— Start of Reading passage —

Consider first an extremely simplified example with two parties (resp. candidates), a single issue with a simple numerical indicator where the parties can make a “bid”,* with voters who pick the party whose bid is the closest to their respective preference, where the parties have perfect knowledge of voter preferences, where winning is all that matters, where both parties play perfectly rationally, and where there are no hidden side-effects. Further, strictly for the sake of easier-to-understand examples, assume that the numerical indicator is strictly integral, implying e.g. that “5” is a valid bid, but “5.5” is not, and that the median** used below is also integral.

*E.g. in that one party might bid a something-or-other of “10” and another of “20” in some unit, but not “more money for schools; less for tanks”.

**The median of 6 and 7 is 6.5, which is not a valid bid and would cause problems.

Let us say that the bid “5” catches the median voter. If the one party picks “5”, and the other something else, say, “9”, then “5” will almost always win and never do worse than a tie: Per definition, at least half of all voters will be at the median value or smaller and at least half will be at this value or larger.* Already here, the median is guaranteed to have at least 50 percent of the vote, regardless of whether the competing bid is higher or lower. However, in reality it is even better: assume a real-valued set** of values with a median of m and an x > m*** with half (or more) of all members >= x. By the definition of m, we also have (at least) half of all members <= m. If the “or more” holds, at least one member must necessarily simultaneously be both > m and <= m (and >= x, < x), which is impossible. If it does not hold, there is a small loophole, in that exactly half of the members can be >= x and > m, while exactly half are < x and <= m. This, however, presupposes that m is not equal to any member (as with e.g. the set 1, 9, with the non-member median 5, where e.g. x=7 achieves a tie). If m is a member, in the aforementioned constellation, it is not the median, per definition. (What about voters between 5 and 9, using the original numbers? They do not matter, as 9 is not the above x. With the rules specified, voters below 7 go with 5 and voters above 7 go with 9, while voters at 7 are tied. But let us give even the voters at 7 to 9. We now have the following observations: (a) The number of votes for < 7 is >= the number of votes <= 5. (b) Per the above, excepting that one small loophole, even the number of votes <= 5 (m) is strictly larger than the number of votes >= 7 (x). (c) A fortiori, the number of votes awarded to 5 is strictly larger than the number of votes awarded to 9. If the loophole hits, we have still have no worse than a tie.) Correspondingly, the best strategy for both parties is to pick the median value, resulting in a tie.**** As both parties have perfect knowledge and play perfectly rationally, this is what they will do.

*If this seems paradoxical, consider the set 1, 2, 2, 3, with median 2, and where there are three entries (1, 2, 2) <= 2 and three entries (2, 3, 3) >= 2.

— End of Reading passage —

→ Written exercise 1:
According to the voting passage, what is the best strategy for both parties?
The records have no connection to the voting passage above.

— Start of Supplied data —

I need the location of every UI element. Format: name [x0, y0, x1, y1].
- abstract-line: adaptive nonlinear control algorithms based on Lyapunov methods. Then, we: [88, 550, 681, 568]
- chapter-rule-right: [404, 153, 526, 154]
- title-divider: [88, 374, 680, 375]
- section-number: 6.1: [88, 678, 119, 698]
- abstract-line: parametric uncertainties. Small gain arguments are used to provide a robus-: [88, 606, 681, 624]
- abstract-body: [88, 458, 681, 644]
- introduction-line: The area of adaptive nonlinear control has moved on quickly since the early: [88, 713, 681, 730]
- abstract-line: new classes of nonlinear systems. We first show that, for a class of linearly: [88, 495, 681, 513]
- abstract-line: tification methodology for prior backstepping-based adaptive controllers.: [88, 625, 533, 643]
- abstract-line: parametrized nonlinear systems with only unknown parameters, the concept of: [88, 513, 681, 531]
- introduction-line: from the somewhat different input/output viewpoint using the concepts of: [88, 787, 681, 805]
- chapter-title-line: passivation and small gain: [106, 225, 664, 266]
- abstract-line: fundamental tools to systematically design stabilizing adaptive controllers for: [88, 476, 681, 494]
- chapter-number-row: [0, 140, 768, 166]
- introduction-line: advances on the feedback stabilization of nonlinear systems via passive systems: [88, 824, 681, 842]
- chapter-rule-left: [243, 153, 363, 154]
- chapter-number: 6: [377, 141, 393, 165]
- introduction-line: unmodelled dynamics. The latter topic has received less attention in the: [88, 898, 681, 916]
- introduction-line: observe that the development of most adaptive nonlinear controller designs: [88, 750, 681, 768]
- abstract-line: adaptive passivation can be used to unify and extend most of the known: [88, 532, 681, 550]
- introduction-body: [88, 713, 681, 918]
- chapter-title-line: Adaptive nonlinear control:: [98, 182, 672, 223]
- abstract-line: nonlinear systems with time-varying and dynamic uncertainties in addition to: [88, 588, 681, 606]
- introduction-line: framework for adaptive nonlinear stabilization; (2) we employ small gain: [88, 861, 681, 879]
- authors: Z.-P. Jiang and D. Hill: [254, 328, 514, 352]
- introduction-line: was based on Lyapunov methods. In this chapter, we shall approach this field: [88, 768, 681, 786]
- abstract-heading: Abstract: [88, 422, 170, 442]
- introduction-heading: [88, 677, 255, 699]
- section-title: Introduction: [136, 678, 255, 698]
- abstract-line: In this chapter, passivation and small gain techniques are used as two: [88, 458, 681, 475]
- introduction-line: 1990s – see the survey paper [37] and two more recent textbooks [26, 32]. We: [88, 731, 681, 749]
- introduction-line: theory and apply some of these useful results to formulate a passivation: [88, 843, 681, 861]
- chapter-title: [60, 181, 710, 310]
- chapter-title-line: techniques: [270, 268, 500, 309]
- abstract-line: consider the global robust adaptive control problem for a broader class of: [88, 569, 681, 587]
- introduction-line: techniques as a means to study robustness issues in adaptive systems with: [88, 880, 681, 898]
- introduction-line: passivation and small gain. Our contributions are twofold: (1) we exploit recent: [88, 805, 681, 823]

— End of Supplied data —

→ Written exercise 2:
Collect every line of the records that contains the string "systems", matching case exactly.

→ Exercise response 1:
The best strategy for both parties is to pick the median value, which results in a tie.

→ Exercise response 2:
- abstract-line: new classes of nonlinear systems. We first show that, for a class of linearly: [88, 495, 681, 513]
- abstract-line: parametrized nonlinear systems with only unknown parameters, the concept of: [88, 513, 681, 531]
- introduction-line: advances on the feedback stabilization of nonlinear systems via passive systems: [88, 824, 681, 842]
- abstract-line: nonlinear systems with time-varying and dynamic uncertainties in addition to: [88, 588, 681, 606]
- introduction-line: techniques as a means to study robustness issues in adaptive systems with: [88, 880, 681, 898]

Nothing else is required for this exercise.